TASK STATEMENT: Repeat verbatim the lines of the data below, beginning with the line containing "Extract all readable text from this page." and continuing to the end.

(Data excerpts)
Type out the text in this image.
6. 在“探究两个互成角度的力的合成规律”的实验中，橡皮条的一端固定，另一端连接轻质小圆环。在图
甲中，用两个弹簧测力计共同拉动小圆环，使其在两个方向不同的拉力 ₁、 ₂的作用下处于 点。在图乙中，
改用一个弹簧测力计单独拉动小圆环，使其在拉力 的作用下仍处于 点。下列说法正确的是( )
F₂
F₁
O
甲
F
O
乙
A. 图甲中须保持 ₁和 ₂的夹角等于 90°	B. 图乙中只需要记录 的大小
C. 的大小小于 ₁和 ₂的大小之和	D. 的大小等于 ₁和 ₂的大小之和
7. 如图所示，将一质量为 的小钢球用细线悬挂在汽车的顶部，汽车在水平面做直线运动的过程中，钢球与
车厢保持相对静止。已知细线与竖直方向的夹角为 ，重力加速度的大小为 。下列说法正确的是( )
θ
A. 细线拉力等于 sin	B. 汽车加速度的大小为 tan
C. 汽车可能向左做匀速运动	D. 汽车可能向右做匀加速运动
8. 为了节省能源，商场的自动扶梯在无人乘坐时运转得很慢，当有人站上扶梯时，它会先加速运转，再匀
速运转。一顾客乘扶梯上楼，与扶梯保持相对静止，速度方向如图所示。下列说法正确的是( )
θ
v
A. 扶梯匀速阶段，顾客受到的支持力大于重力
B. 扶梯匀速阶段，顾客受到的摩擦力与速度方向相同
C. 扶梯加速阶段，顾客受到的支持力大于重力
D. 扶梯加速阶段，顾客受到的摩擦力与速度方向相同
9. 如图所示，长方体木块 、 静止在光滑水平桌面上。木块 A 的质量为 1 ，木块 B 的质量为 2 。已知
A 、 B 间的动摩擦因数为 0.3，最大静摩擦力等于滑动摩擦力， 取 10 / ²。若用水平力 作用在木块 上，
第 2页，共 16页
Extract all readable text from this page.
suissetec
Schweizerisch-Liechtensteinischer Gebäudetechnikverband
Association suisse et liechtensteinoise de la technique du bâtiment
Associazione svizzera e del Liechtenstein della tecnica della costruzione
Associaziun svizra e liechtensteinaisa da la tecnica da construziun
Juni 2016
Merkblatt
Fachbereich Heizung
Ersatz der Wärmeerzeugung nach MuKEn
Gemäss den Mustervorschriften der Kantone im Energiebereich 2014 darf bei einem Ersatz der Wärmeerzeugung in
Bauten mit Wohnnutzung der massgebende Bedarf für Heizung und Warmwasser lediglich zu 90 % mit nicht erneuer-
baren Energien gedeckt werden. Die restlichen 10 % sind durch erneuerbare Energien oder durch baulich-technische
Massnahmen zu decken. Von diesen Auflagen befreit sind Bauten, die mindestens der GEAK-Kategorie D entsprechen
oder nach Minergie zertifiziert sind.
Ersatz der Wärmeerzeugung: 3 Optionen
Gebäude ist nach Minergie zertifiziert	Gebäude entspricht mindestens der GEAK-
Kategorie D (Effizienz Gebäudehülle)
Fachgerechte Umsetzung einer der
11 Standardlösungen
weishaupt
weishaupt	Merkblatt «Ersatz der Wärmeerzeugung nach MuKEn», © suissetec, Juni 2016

PROBLEM SOLUTION:
Extract all readable text from this page.
suissetec
Schweizerisch-Liechtensteinischer Gebäudetechnikverband
Association suisse et liechtensteinoise de la technique du bâtiment
Associazione svizzera e del Liechtenstein della tecnica della costruzione
Associaziun svizra e liechtensteinaisa da la tecnica da construziun
Juni 2016
Merkblatt
Fachbereich Heizung
Ersatz der Wärmeerzeugung nach MuKEn
Gemäss den Mustervorschriften der Kantone im Energiebereich 2014 darf bei einem Ersatz der Wärmeerzeugung in
Bauten mit Wohnnutzung der massgebende Bedarf für Heizung und Warmwasser lediglich zu 90 % mit nicht erneuer-
baren Energien gedeckt werden. Die restlichen 10 % sind durch erneuerbare Energien oder durch baulich-technische
Massnahmen zu decken. Von diesen Auflagen befreit sind Bauten, die mindestens der GEAK-Kategorie D entsprechen
oder nach Minergie zertifiziert sind.
Ersatz der Wärmeerzeugung: 3 Optionen
Gebäude ist nach Minergie zertifiziert	Gebäude entspricht mindestens der GEAK-
Kategorie D (Effizienz Gebäudehülle)
Fachgerechte Umsetzung einer der
11 Standardlösungen
weishaupt
weishaupt	Merkblatt «Ersatz der Wärmeerzeugung nach MuKEn», © suissetec, Juni 2016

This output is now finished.